### Problem
Check every line of the records below for the string "alimentaire" and copy the ones that have it.

### Material provided
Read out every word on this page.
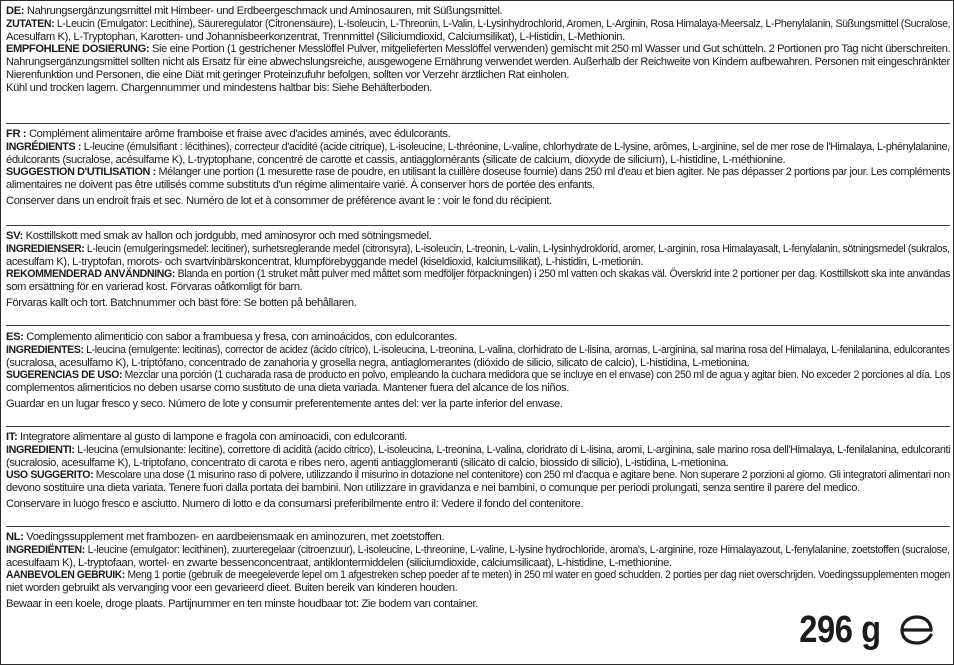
DE: Nahrungsergänzungsmittel mit Himbeer- und Erdbeergeschmack und Aminosauren, mit Süßungsmittel.
ZUTATEN: L-Leucin (Emulgator: Lecithine), Säureregulator (Citronensäure), L-Isoleucin, L-Threonin, L-Valin, L-Lysinhydrochlorid, Aromen, L-Arginin, Rosa Himalaya-Meersalz, L-Phenylalanin, Süßungsmittel (Sucralose,
Acesulfam K), L-Tryptophan, Karotten- und Johannisbeerkonzentrat, Trennmittel (Siliciumdioxid, Calciumsilikat), L-Histidin, L-Methionin.
EMPFOHLENE DOSIERUNG: Sie eine Portion (1 gestrichener Messlöffel Pulver, mitgelieferten Messlöffel verwenden) gemischt mit 250 ml Wasser und Gut schütteln. 2 Portionen pro Tag nicht überschreiten.
Nahrungsergänzungsmittel sollten nicht als Ersatz für eine abwechslungsreiche, ausgewogene Ernährung verwendet werden. Außerhalb der Reichweite von Kindern aufbewahren. Personen mit eingeschränkter
Nierenfunktion und Personen, die eine Diät mit geringer Proteinzufuhr befolgen, sollten vor Verzehr ärztlichen Rat einholen.
Kühl und trocken lagern. Chargennummer und mindestens haltbar bis: Siehe Behälterboden.
FR : Complément alimentaire arôme framboise et fraise avec d'acides aminés, avec édulcorants.
INGRÉDIENTS : L-leucine (émulsifiant : lécithines), correcteur d'acidité (acide citrique), L-isoleucine, L-thréonine, L-valine, chlorhydrate de L-lysine, arômes, L-arginine, sel de mer rose de l'Himalaya, L-phénylalanine,
édulcorants (sucralose, acésulfame K), L-tryptophane, concentré de carotte et cassis, antiagglomérants (silicate de calcium, dioxyde de silicium), L-histidine, L-méthionine.
SUGGESTION D'UTILISATION : Mélanger une portion (1 mesurette rase de poudre, en utilisant la cuillère doseuse fournie) dans 250 ml d'eau et bien agiter. Ne pas dépasser 2 portions par jour. Les compléments
alimentaires ne doivent pas être utilisés comme substituts d'un régime alimentaire varié. À conserver hors de portée des enfants.
Conserver dans un endroit frais et sec. Numéro de lot et à consommer de préférence avant le : voir le fond du récipient.
SV: Kosttillskott med smak av hallon och jordgubb, med aminosyror och med sötningsmedel.
INGREDIENSER: L-leucin (emulgeringsmedel: lecitiner), surhetsreglerande medel (citronsyra), L-isoleucin, L-treonin, L-valin, L-lysinhydroklorid, aromer, L-arginin, rosa Himalayasalt, L-fenylalanin, sötningsmedel (sukralos,
acesulfam K), L-tryptofan, morots- och svartvinbärskoncentrat, klumpförebyggande medel (kiseldioxid, kalciumsilikat), L-histidin, L-metionin.
REKOMMENDERAD ANVÄNDNING: Blanda en portion (1 struket mått pulver med måttet som medföljer förpackningen) i 250 ml vatten och skakas väl. Överskrid inte 2 portioner per dag. Kosttillskott ska inte användas
som ersättning för en varierad kost. Förvaras oåtkomligt för barn.
Förvaras kallt och tort. Batchnummer och bäst före: Se botten på behållaren.
ES: Complemento alimenticio con sabor a frambuesa y fresa, con aminoácidos, con edulcorantes.
INGREDIENTES: L-leucina (emulgente: lecitinas), corrector de acidez (ácido cítrico), L-isoleucina, L-treonina, L-valina, clorhidrato de L-lisina, aromas, L-arginina, sal marina rosa del Himalaya, L-fenilalanina, edulcorantes
(sucralosa, acesulfamo K), L-triptófano, concentrado de zanahoria y grosella negra, antiaglomerantes (dióxido de silicio, silicato de calcio), L-histidina, L-metionina.
SUGERENCIAS DE USO: Mezclar una porción (1 cucharada rasa de producto en polvo, empleando la cuchara medidora que se incluye en el envase) con 250 ml de agua y agitar bien. No exceder 2 porciones al día. Los
complementos alimenticios no deben usarse como sustituto de una dieta variada. Mantener fuera del alcance de los niños.
Guardar en un lugar fresco y seco. Número de lote y consumir preferentemente antes del: ver la parte inferior del envase.
IT: Integratore alimentare al gusto di lampone e fragola con aminoacidi, con edulcoranti.
INGREDIENTI: L-leucina (emulsionante: lecitine), correttore di acidità (acido citrico), L-isoleucina, L-treonina, L-valina, cloridrato di L-lisina, aromi, L-arginina, sale marino rosa dell'Himalaya, L-fenilalanina, edulcoranti
(sucralosio, acesulfame K), L-triptofano, concentrato di carota e ribes nero, agenti antiagglomeranti (silicato di calcio, biossido di silicio), L-istidina, L-metionina.
USO SUGGERITO: Mescolare una dose (1 misurino raso di polvere, utilizzando il misurino in dotazione nel contenitore) con 250 ml d'acqua e agitare bene. Non superare 2 porzioni al giorno. Gli integratori alimentari non
devono sostituire una dieta variata. Tenere fuori dalla portata dei bambini. Non utilizzare in gravidanza e nei bambini, o comunque per periodi prolungati, senza sentire il parere del medico.
Conservare in luogo fresco e asciutto. Numero di lotto e da consumarsi preferibilmente entro il: Vedere il fondo del contenitore.
NL: Voedingssupplement met frambozen- en aardbeiensmaak en aminozuren, met zoetstoffen.
INGREDIËNTEN: L-leucine (emulgator: lecithinen), zuurteregelaar (citroenzuur), L-isoleucine, L-threonine, L-valine, L-lysine hydrochloride, aroma's, L-arginine, roze Himalayazout, L-fenylalanine, zoetstoffen (sucralose,
acesulfaam K), L-tryptofaan, wortel- en zwarte bessenconcentraat, antiklontermiddelen (siliciumdioxide, calciumsilicaat), L-histidine, L-methionine.
AANBEVOLEN GEBRUIK: Meng 1 portie (gebruik de meegeleverde lepel om 1 afgestreken schep poeder af te meten) in 250 ml water en goed schudden. 2 porties per dag niet overschrijden. Voedingssupplementen mogen
niet worden gebruikt als vervanging voor een gevarieerd dieet. Buiten bereik van kinderen houden.
Bewaar in een koele, droge plaats. Partijnummer en ten minste houdbaar tot: Zie bodem van container.
296 g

### Output
FR : Complément alimentaire arôme framboise et fraise avec d'acides aminés, avec édulcorants.
alimentaires ne doivent pas être utilisés comme substituts d'un régime alimentaire varié. À conserver hors de portée des enfants.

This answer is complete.